EXERCISE GOAL: Leaving out the pictures, transcribe all of the records faithfully.

---- RECORD EXCERPTS

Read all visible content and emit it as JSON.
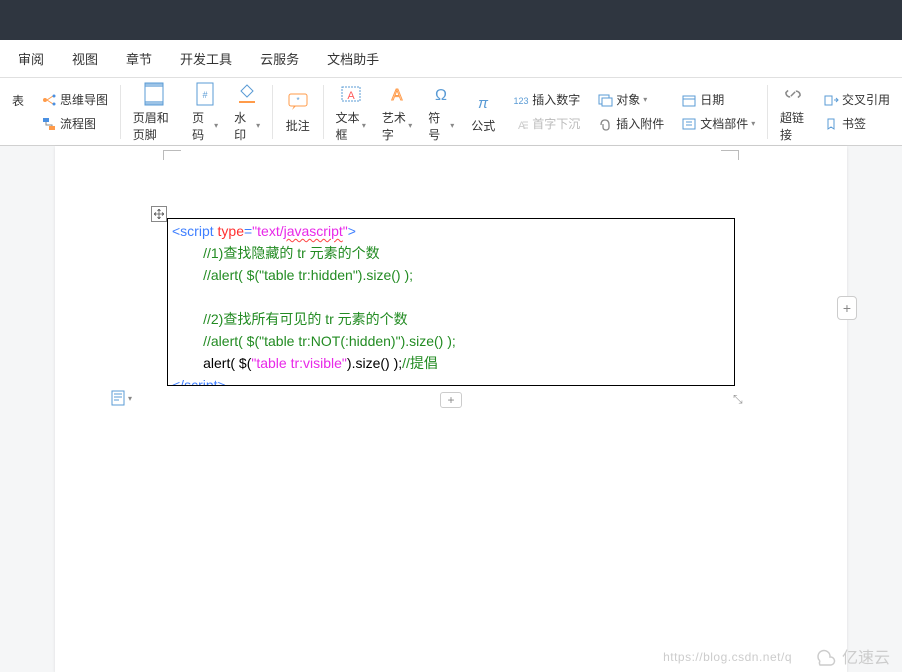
{
  "menubar": [
    "审阅",
    "视图",
    "章节",
    "开发工具",
    "云服务",
    "文档助手"
  ],
  "ribbon": {
    "g1": {
      "a": "思维导图",
      "b": "流程图",
      "c": "表"
    },
    "header_footer": "页眉和页脚",
    "page_num": "页码",
    "watermark": "水印",
    "comment": "批注",
    "textbox": "文本框",
    "wordart": "艺术字",
    "symbol": "符号",
    "formula": "公式",
    "insert_num": "插入数字",
    "dropcap": "首字下沉",
    "object": "对象",
    "attach": "插入附件",
    "date": "日期",
    "docparts": "文档部件",
    "hyperlink": "超链接",
    "xref": "交叉引用",
    "bookmark": "书签"
  },
  "code": {
    "line1_a": "<script ",
    "line1_b": "type",
    "line1_c": "=",
    "line1_d": "\"text/",
    "line1_e": "javascript",
    "line1_f": "\"",
    "line1_g": ">",
    "line2": "        //1)查找隐藏的 tr 元素的个数",
    "line3": "        //alert( $(\"table tr:hidden\").size() );",
    "line4": "",
    "line5": "        //2)查找所有可见的 tr 元素的个数",
    "line6": "        //alert( $(\"table tr:NOT(:hidden)\").size() );",
    "line7_a": "        alert( $(",
    "line7_b": "\"table tr:visible\"",
    "line7_c": ").size() );",
    "line7_d": "//提倡",
    "line8": "</script>"
  },
  "watermark_url": "https://blog.csdn.net/q",
  "watermark_brand": "亿速云"
}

--------

TASK SOLUTION:
Read all visible content and emit it as JSON.
{
  "menubar": [
    "审阅",
    "视图",
    "章节",
    "开发工具",
    "云服务",
    "文档助手"
  ],
  "ribbon": {
    "g1": {
      "a": "思维导图",
      "b": "流程图",
      "c": "表"
    },
    "header_footer": "页眉和页脚",
    "page_num": "页码",
    "watermark": "水印",
    "comment": "批注",
    "textbox": "文本框",
    "wordart": "艺术字",
    "symbol": "符号",
    "formula": "公式",
    "insert_num": "插入数字",
    "dropcap": "首字下沉",
    "object": "对象",
    "attach": "插入附件",
    "date": "日期",
    "docparts": "文档部件",
    "hyperlink": "超链接",
    "xref": "交叉引用",
    "bookmark": "书签"
  },
  "code": {
    "line1_a": "<script ",
    "line1_b": "type",
    "line1_c": "=",
    "line1_d": "\"text/",
    "line1_e": "javascript",
    "line1_f": "\"",
    "line1_g": ">",
    "line2": "        //1)查找隐藏的 tr 元素的个数",
    "line3": "        //alert( $(\"table tr:hidden\").size() );",
    "line4": "",
    "line5": "        //2)查找所有可见的 tr 元素的个数",
    "line6": "        //alert( $(\"table tr:NOT(:hidden)\").size() );",
    "line7_a": "        alert( $(",
    "line7_b": "\"table tr:visible\"",
    "line7_c": ").size() );",
    "line7_d": "//提倡",
    "line8": "</script>"
  },
  "watermark_url": "https://blog.csdn.net/q",
  "watermark_brand": "亿速云"
}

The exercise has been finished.